> Saved data entries:
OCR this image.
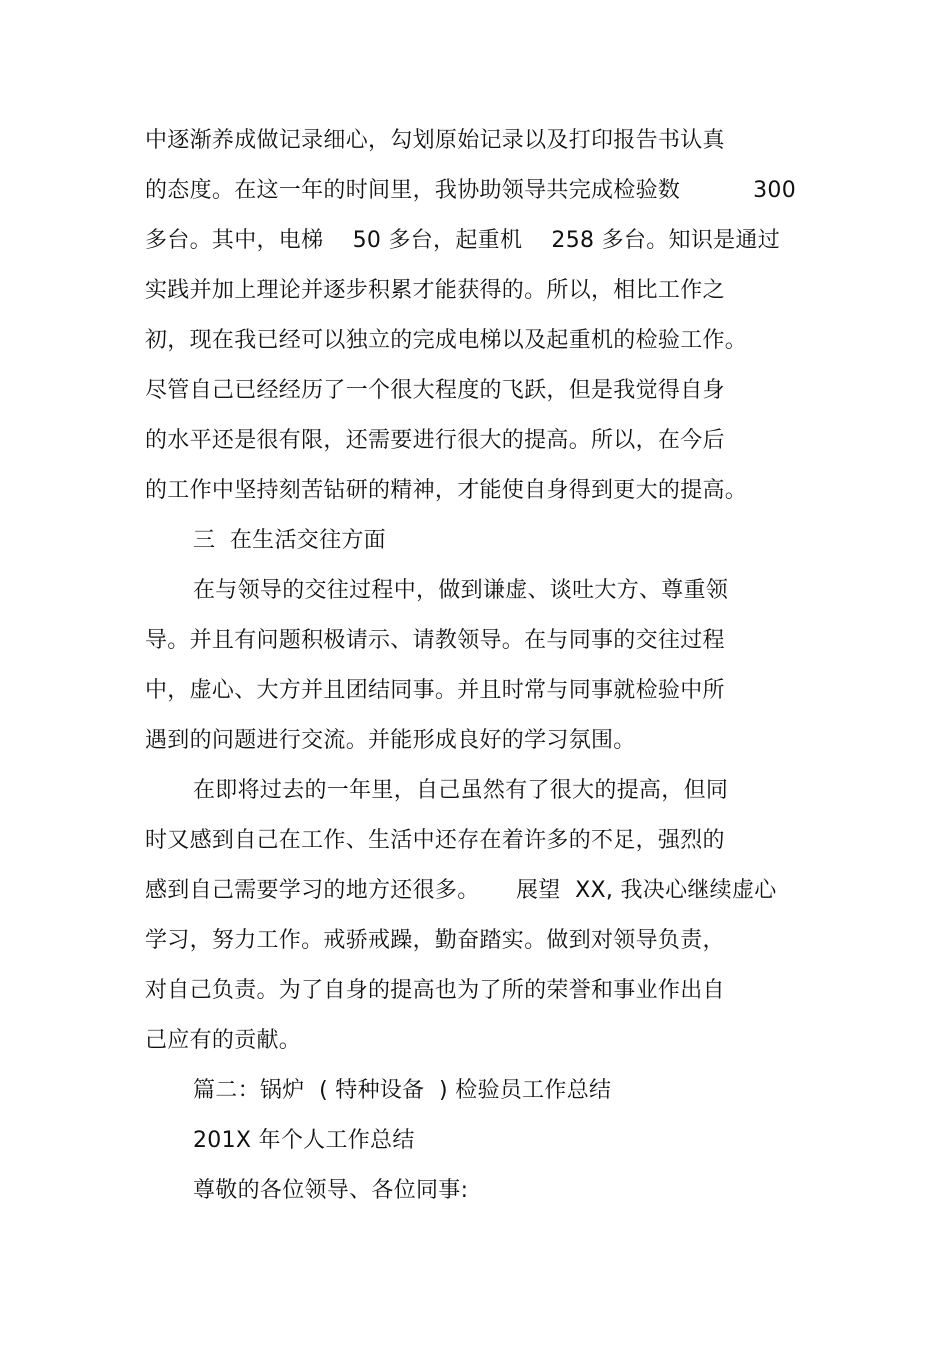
中逐渐养成做记录细心，勾划原始记录以及打印报告书认真
的态度。在这一年的时间里，我协助领导共完成检验数          300
多台。其中，电梯    50 多台，起重机    258 多台。知识是通过
实践并加上理论并逐步积累才能获得的。所以，相比工作之
初，现在我已经可以独立的完成电梯以及起重机的检验工作。
尽管自己已经经历了一个很大程度的飞跃，但是我觉得自身
的水平还是很有限，还需要进行很大的提高。所以，在今后
的工作中坚持刻苦钻研的精神，才能使自身得到更大的提高。
三  在生活交往方面
在与领导的交往过程中，做到谦虚、谈吐大方、尊重领
导。并且有问题积极请示、请教领导。在与同事的交往过程
中，虚心、大方并且团结同事。并且时常与同事就检验中所
遇到的问题进行交流。并能形成良好的学习氛围。
在即将过去的一年里，自己虽然有了很大的提高，但同
时又感到自己在工作、生活中还存在着许多的不足，强烈的
感到自己需要学习的地方还很多。     展望  XX, 我决心继续虚心
学习，努力工作。戒骄戒躁，勤奋踏实。做到对领导负责，
对自己负责。为了自身的提高也为了所的荣誉和事业作出自
己应有的贡献。
篇二：锅炉  ( 特种设备  ) 检验员工作总结
201X 年个人工作总结
尊敬的各位领导、各位同事:
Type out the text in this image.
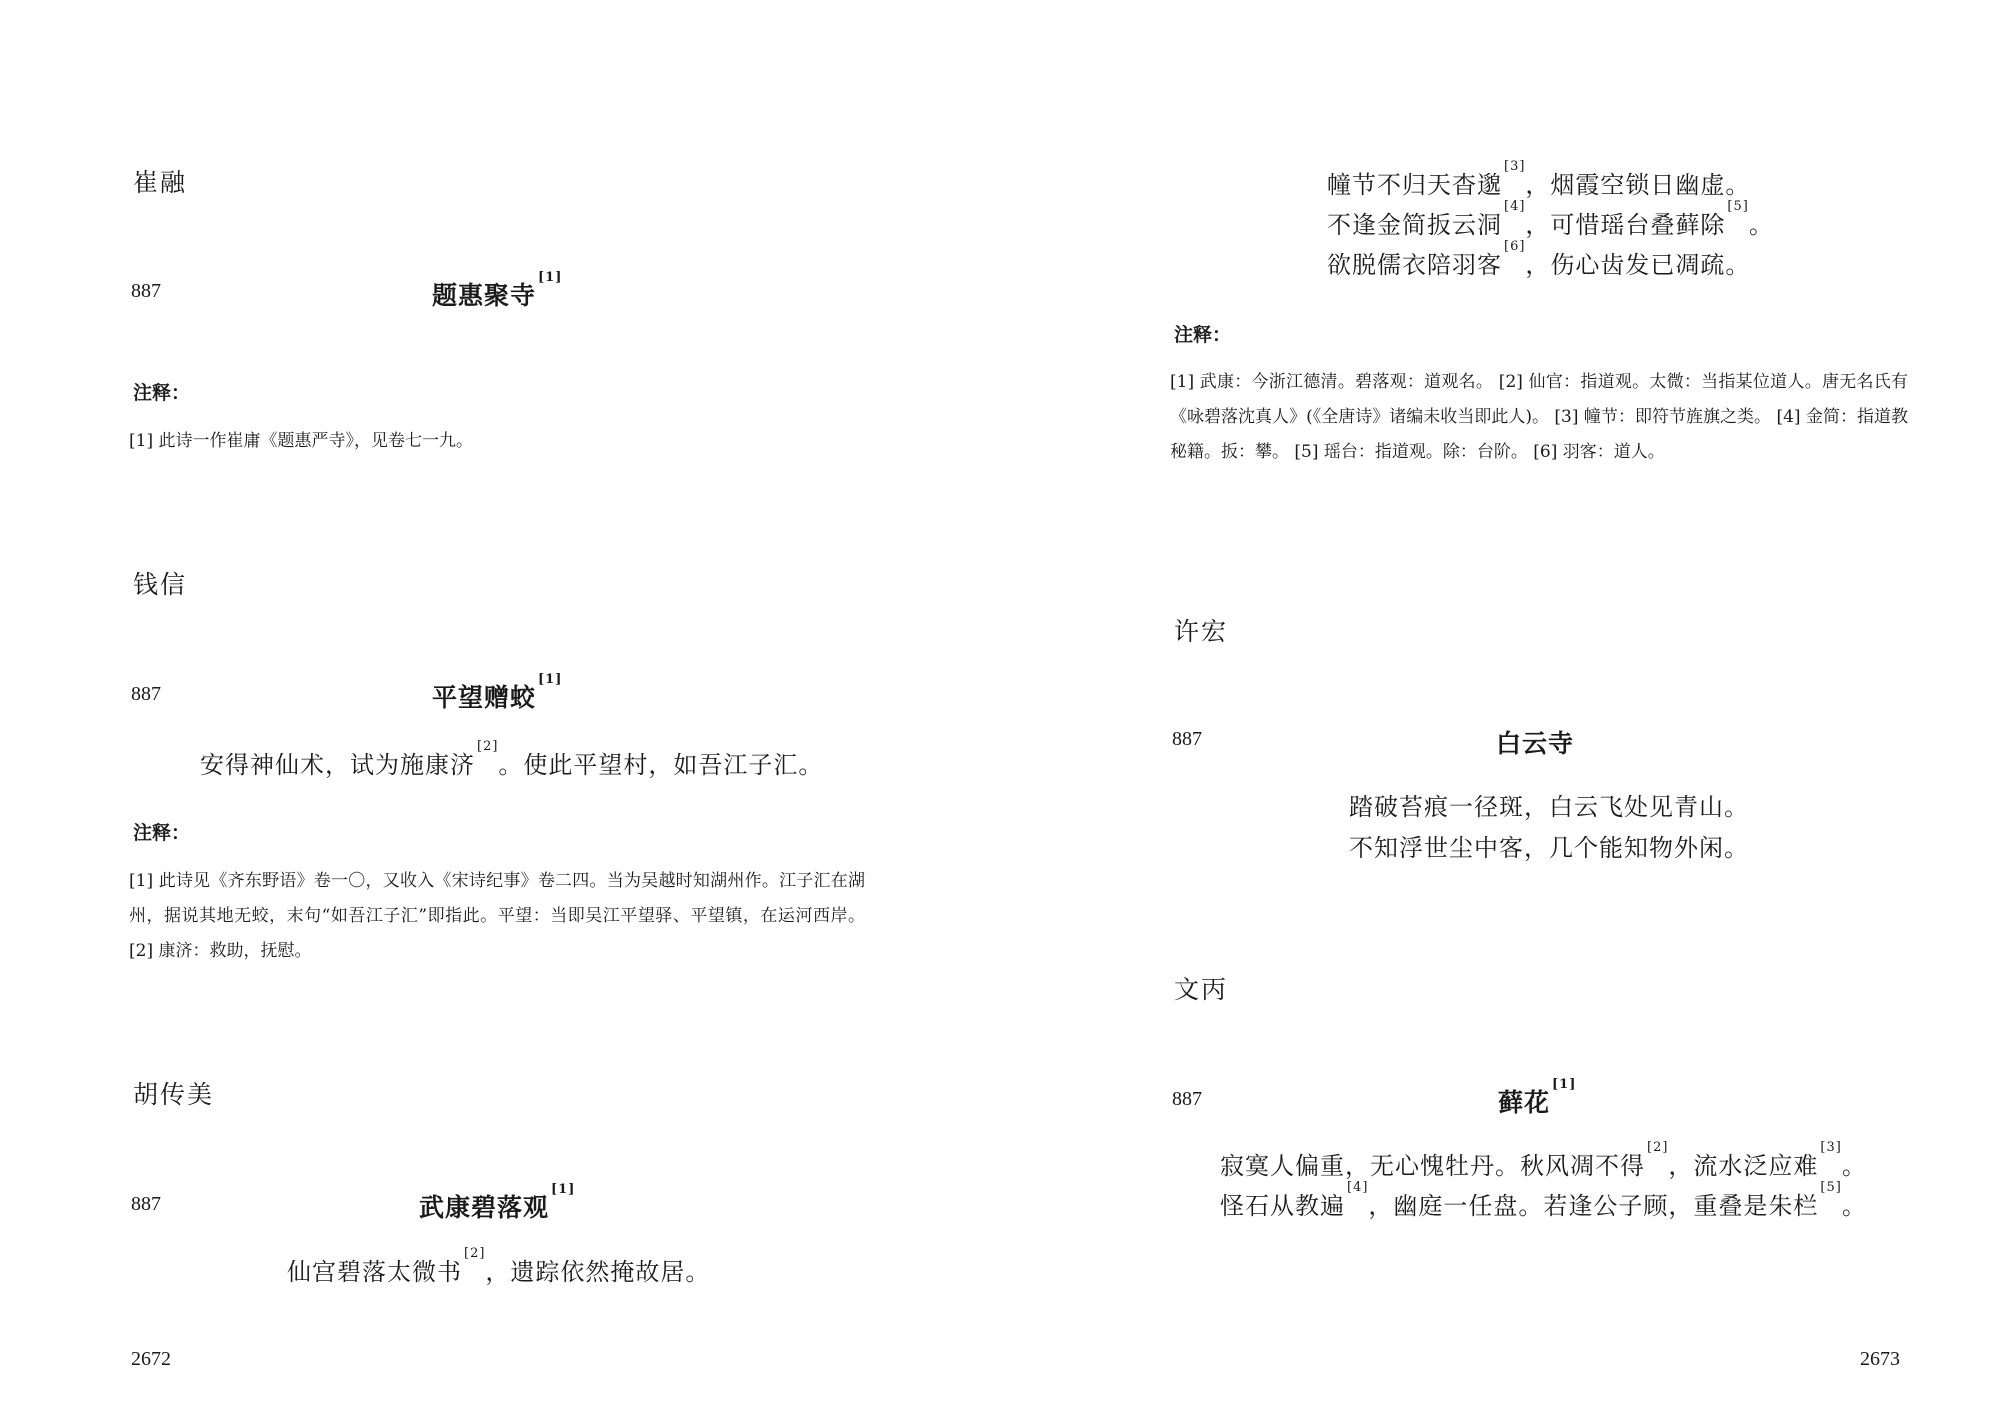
崔融
887	题惠聚寺[1]
注释：
[1] 此诗一作崔庸《题惠严寺》，见卷七一九。
钱信
887	平望赠蛟[1]
安得神仙术，试为施康济[2]。使此平望村，如吾江子汇。
注释：
[1] 此诗见《齐东野语》卷一〇，又收入《宋诗纪事》卷二四。当为吴越时知湖州作。江子汇在湖州，据说其地无蛟，末句“如吾江子汇”即指此。平望：当即吴江平望驿、平望镇，在运河西岸。 [2] 康济：救助，抚慰。
胡传美
887	武康碧落观[1]
仙宫碧落太微书[2]，遗踪依然掩故居。
2672
幢节不归天杳邈[3]，烟霞空锁日幽虚。
不逢金简扳云洞[4]，可惜瑶台叠藓除[5]。
欲脱儒衣陪羽客[6]，伤心齿发已凋疏。
注释：
[1] 武康：今浙江德清。碧落观：道观名。 [2] 仙官：指道观。太微：当指某位道人。唐无名氏有《咏碧落沈真人》(《全唐诗》诸编未收当即此人)。 [3] 幢节：即符节旌旗之类。 [4] 金简：指道教秘籍。扳：攀。 [5] 瑶台：指道观。除：台阶。 [6] 羽客：道人。
许宏
887	白云寺
踏破苔痕一径斑，白云飞处见青山。
不知浮世尘中客，几个能知物外闲。
文丙
887	藓花[1]
寂寞人偏重，无心愧牡丹。秋风凋不得[2]，流水泛应难[3]。
怪石从教遍[4]，幽庭一任盘。若逢公子顾，重叠是朱栏[5]。
2673
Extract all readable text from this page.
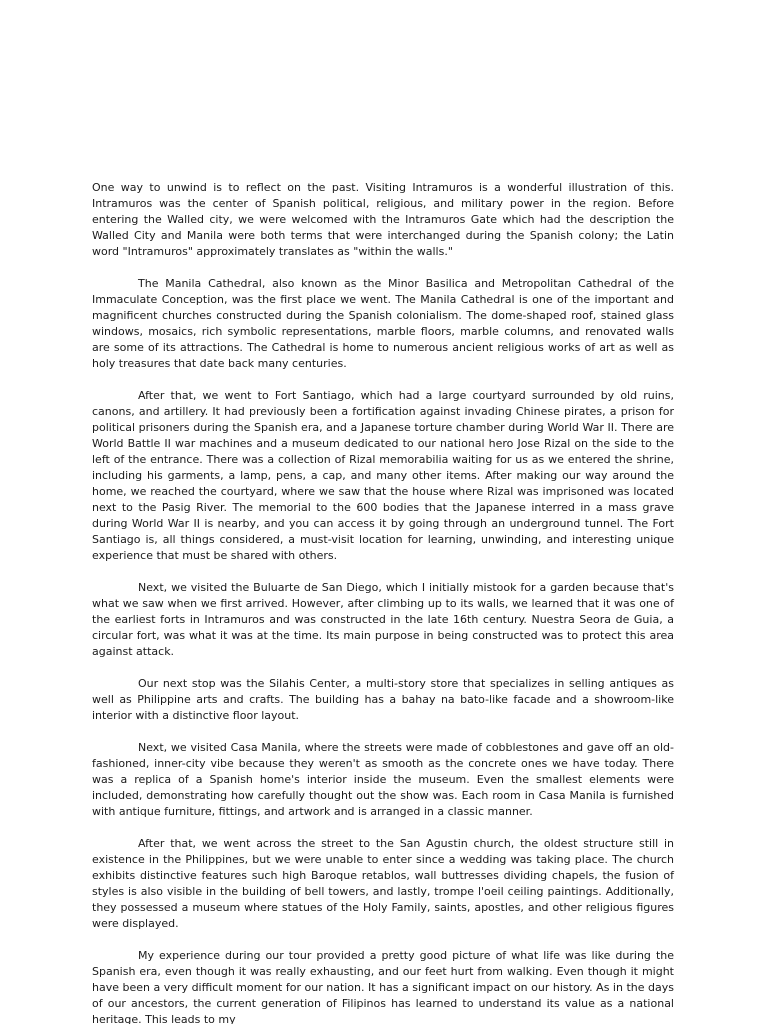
One way to unwind is to reflect on the past. Visiting Intramuros is a wonderful illustration of this. Intramuros was the center of Spanish political, religious, and military power in the region. Before entering the Walled city, we were welcomed with the Intramuros Gate which had the description the Walled City and Manila were both terms that were interchanged during the Spanish colony; the Latin word "Intramuros" approximately translates as "within the walls."

The Manila Cathedral, also known as the Minor Basilica and Metropolitan Cathedral of the Immaculate Conception, was the first place we went. The Manila Cathedral is one of the important and magnificent churches constructed during the Spanish colonialism. The dome-shaped roof, stained glass windows, mosaics, rich symbolic representations, marble floors, marble columns, and renovated walls are some of its attractions. The Cathedral is home to numerous ancient religious works of art as well as holy treasures that date back many centuries.

After that, we went to Fort Santiago, which had a large courtyard surrounded by old ruins, canons, and artillery. It had previously been a fortification against invading Chinese pirates, a prison for political prisoners during the Spanish era, and a Japanese torture chamber during World War II. There are World Battle II war machines and a museum dedicated to our national hero Jose Rizal on the side to the left of the entrance. There was a collection of Rizal memorabilia waiting for us as we entered the shrine, including his garments, a lamp, pens, a cap, and many other items. After making our way around the home, we reached the courtyard, where we saw that the house where Rizal was imprisoned was located next to the Pasig River. The memorial to the 600 bodies that the Japanese interred in a mass grave during World War II is nearby, and you can access it by going through an underground tunnel. The Fort Santiago is, all things considered, a must-visit location for learning, unwinding, and interesting unique experience that must be shared with others.

Next, we visited the Buluarte de San Diego, which I initially mistook for a garden because that's what we saw when we first arrived. However, after climbing up to its walls, we learned that it was one of the earliest forts in Intramuros and was constructed in the late 16th century. Nuestra Seora de Guia, a circular fort, was what it was at the time. Its main purpose in being constructed was to protect this area against attack.

Our next stop was the Silahis Center, a multi-story store that specializes in selling antiques as well as Philippine arts and crafts. The building has a bahay na bato-like facade and a showroom-like interior with a distinctive floor layout.

Next, we visited Casa Manila, where the streets were made of cobblestones and gave off an old-fashioned, inner-city vibe because they weren't as smooth as the concrete ones we have today. There was a replica of a Spanish home's interior inside the museum. Even the smallest elements were included, demonstrating how carefully thought out the show was. Each room in Casa Manila is furnished with antique furniture, fittings, and artwork and is arranged in a classic manner.

After that, we went across the street to the San Agustin church, the oldest structure still in existence in the Philippines, but we were unable to enter since a wedding was taking place. The church exhibits distinctive features such high Baroque retablos, wall buttresses dividing chapels, the fusion of styles is also visible in the building of bell towers, and lastly, trompe l'oeil ceiling paintings. Additionally, they possessed a museum where statues of the Holy Family, saints, apostles, and other religious figures were displayed.

My experience during our tour provided a pretty good picture of what life was like during the Spanish era, even though it was really exhausting, and our feet hurt from walking. Even though it might have been a very difficult moment for our nation. It has a significant impact on our history. As in the days of our ancestors, the current generation of Filipinos has learned to understand its value as a national heritage. This leads to my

> Written request:
Return the listing above word for word, with the pictures removed.

> Solution to this problem:
OCR this image.
中逐渐养成做记录细心，勾划原始记录以及打印报告书认真
的态度。在这一年的时间里，我协助领导共完成检验数          300
多台。其中，电梯    50 多台，起重机    258 多台。知识是通过
实践并加上理论并逐步积累才能获得的。所以，相比工作之
初，现在我已经可以独立的完成电梯以及起重机的检验工作。
尽管自己已经经历了一个很大程度的飞跃，但是我觉得自身
的水平还是很有限，还需要进行很大的提高。所以，在今后
的工作中坚持刻苦钻研的精神，才能使自身得到更大的提高。
三  在生活交往方面
在与领导的交往过程中，做到谦虚、谈吐大方、尊重领
导。并且有问题积极请示、请教领导。在与同事的交往过程
中，虚心、大方并且团结同事。并且时常与同事就检验中所
遇到的问题进行交流。并能形成良好的学习氛围。
在即将过去的一年里，自己虽然有了很大的提高，但同
时又感到自己在工作、生活中还存在着许多的不足，强烈的
感到自己需要学习的地方还很多。     展望  XX, 我决心继续虚心
学习，努力工作。戒骄戒躁，勤奋踏实。做到对领导负责，
对自己负责。为了自身的提高也为了所的荣誉和事业作出自
己应有的贡献。
篇二：锅炉  ( 特种设备  ) 检验员工作总结
201X 年个人工作总结
尊敬的各位领导、各位同事:
Type out the text in this image.
崔融
887	题惠聚寺[1]
注释：
[1] 此诗一作崔庸《题惠严寺》，见卷七一九。
钱信
887	平望赠蛟[1]
安得神仙术，试为施康济[2]。使此平望村，如吾江子汇。
注释：
[1] 此诗见《齐东野语》卷一〇，又收入《宋诗纪事》卷二四。当为吴越时知湖州作。江子汇在湖州，据说其地无蛟，末句“如吾江子汇”即指此。平望：当即吴江平望驿、平望镇，在运河西岸。 [2] 康济：救助，抚慰。
胡传美
887	武康碧落观[1]
仙宫碧落太微书[2]，遗踪依然掩故居。
2672
幢节不归天杳邈[3]，烟霞空锁日幽虚。
不逢金简扳云洞[4]，可惜瑶台叠藓除[5]。
欲脱儒衣陪羽客[6]，伤心齿发已凋疏。
注释：
[1] 武康：今浙江德清。碧落观：道观名。 [2] 仙官：指道观。太微：当指某位道人。唐无名氏有《咏碧落沈真人》(《全唐诗》诸编未收当即此人)。 [3] 幢节：即符节旌旗之类。 [4] 金简：指道教秘籍。扳：攀。 [5] 瑶台：指道观。除：台阶。 [6] 羽客：道人。
许宏
887	白云寺
踏破苔痕一径斑，白云飞处见青山。
不知浮世尘中客，几个能知物外闲。
文丙
887	藓花[1]
寂寞人偏重，无心愧牡丹。秋风凋不得[2]，流水泛应难[3]。
怪石从教遍[4]，幽庭一任盘。若逢公子顾，重叠是朱栏[5]。
2673
Extract all readable text from this page.
One way to unwind is to reflect on the past. Visiting Intramuros is a wonderful illustration of this. Intramuros was the center of Spanish political, religious, and military power in the region. Before entering the Walled city, we were welcomed with the Intramuros Gate which had the description the Walled City and Manila were both terms that were interchanged during the Spanish colony; the Latin word "Intramuros" approximately translates as "within the walls."

The Manila Cathedral, also known as the Minor Basilica and Metropolitan Cathedral of the Immaculate Conception, was the first place we went. The Manila Cathedral is one of the important and magnificent churches constructed during the Spanish colonialism. The dome-shaped roof, stained glass windows, mosaics, rich symbolic representations, marble floors, marble columns, and renovated walls are some of its attractions. The Cathedral is home to numerous ancient religious works of art as well as holy treasures that date back many centuries.

After that, we went to Fort Santiago, which had a large courtyard surrounded by old ruins, canons, and artillery. It had previously been a fortification against invading Chinese pirates, a prison for political prisoners during the Spanish era, and a Japanese torture chamber during World War II. There are World Battle II war machines and a museum dedicated to our national hero Jose Rizal on the side to the left of the entrance. There was a collection of Rizal memorabilia waiting for us as we entered the shrine, including his garments, a lamp, pens, a cap, and many other items. After making our way around the home, we reached the courtyard, where we saw that the house where Rizal was imprisoned was located next to the Pasig River. The memorial to the 600 bodies that the Japanese interred in a mass grave during World War II is nearby, and you can access it by going through an underground tunnel. The Fort Santiago is, all things considered, a must-visit location for learning, unwinding, and interesting unique experience that must be shared with others.

Next, we visited the Buluarte de San Diego, which I initially mistook for a garden because that's what we saw when we first arrived. However, after climbing up to its walls, we learned that it was one of the earliest forts in Intramuros and was constructed in the late 16th century. Nuestra Seora de Guia, a circular fort, was what it was at the time. Its main purpose in being constructed was to protect this area against attack.

Our next stop was the Silahis Center, a multi-story store that specializes in selling antiques as well as Philippine arts and crafts. The building has a bahay na bato-like facade and a showroom-like interior with a distinctive floor layout.

Next, we visited Casa Manila, where the streets were made of cobblestones and gave off an old-fashioned, inner-city vibe because they weren't as smooth as the concrete ones we have today. There was a replica of a Spanish home's interior inside the museum. Even the smallest elements were included, demonstrating how carefully thought out the show was. Each room in Casa Manila is furnished with antique furniture, fittings, and artwork and is arranged in a classic manner.

After that, we went across the street to the San Agustin church, the oldest structure still in existence in the Philippines, but we were unable to enter since a wedding was taking place. The church exhibits distinctive features such high Baroque retablos, wall buttresses dividing chapels, the fusion of styles is also visible in the building of bell towers, and lastly, trompe l'oeil ceiling paintings. Additionally, they possessed a museum where statues of the Holy Family, saints, apostles, and other religious figures were displayed.

My experience during our tour provided a pretty good picture of what life was like during the Spanish era, even though it was really exhausting, and our feet hurt from walking. Even though it might have been a very difficult moment for our nation. It has a significant impact on our history. As in the days of our ancestors, the current generation of Filipinos has learned to understand its value as a national heritage. This leads to my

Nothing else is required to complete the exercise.